**The task**
Where a line contains the string "name", copy that line.

Raw records:

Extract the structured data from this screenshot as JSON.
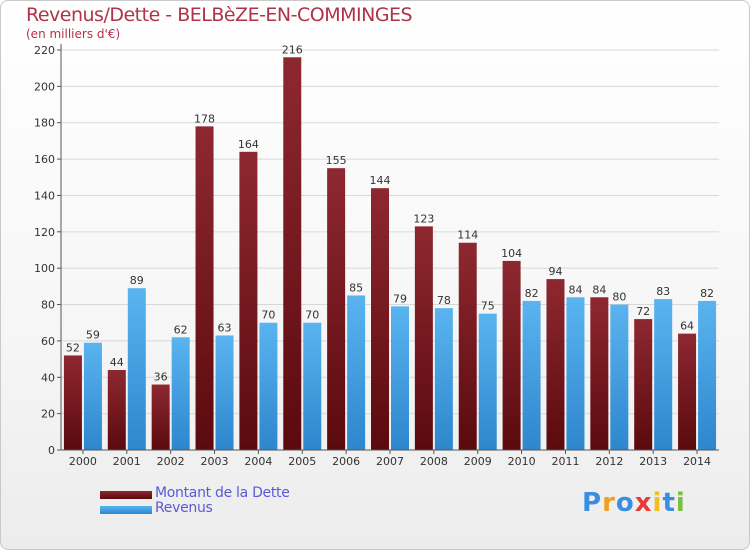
{
  "title": "Revenus/Dette - BELBèZE-EN-COMMINGES",
  "subtitle": "(en milliers d'€)",
  "colors": {
    "dette_top": "#8e2830",
    "dette_bottom": "#5a0a0e",
    "revenus_top": "#5ab4f0",
    "revenus_bottom": "#2e86cc",
    "title": "#b0324a",
    "legend_text": "#5b59d6"
  },
  "legend": {
    "dette_label": "Montant de la Dette",
    "revenus_label": "Revenus"
  },
  "logo": {
    "text": "Proxiti"
  },
  "chart_data": {
    "type": "bar",
    "title": "Revenus/Dette - BELBèZE-EN-COMMINGES",
    "subtitle": "(en milliers d'€)",
    "categories": [
      "2000",
      "2001",
      "2002",
      "2003",
      "2004",
      "2005",
      "2006",
      "2007",
      "2008",
      "2009",
      "2010",
      "2011",
      "2012",
      "2013",
      "2014"
    ],
    "series": [
      {
        "name": "Montant de la Dette",
        "values": [
          52,
          44,
          36,
          178,
          164,
          216,
          155,
          144,
          123,
          114,
          104,
          94,
          84,
          72,
          64
        ]
      },
      {
        "name": "Revenus",
        "values": [
          59,
          89,
          62,
          63,
          70,
          70,
          85,
          79,
          78,
          75,
          82,
          84,
          80,
          83,
          82
        ]
      }
    ],
    "ylim": [
      0,
      220
    ],
    "yticks": [
      0,
      20,
      40,
      60,
      80,
      100,
      120,
      140,
      160,
      180,
      200,
      220
    ],
    "grid": true,
    "legend_position": "bottom-left"
  }
}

**Exercise solution**
        "name": "Montant de la Dette",
        "name": "Revenus",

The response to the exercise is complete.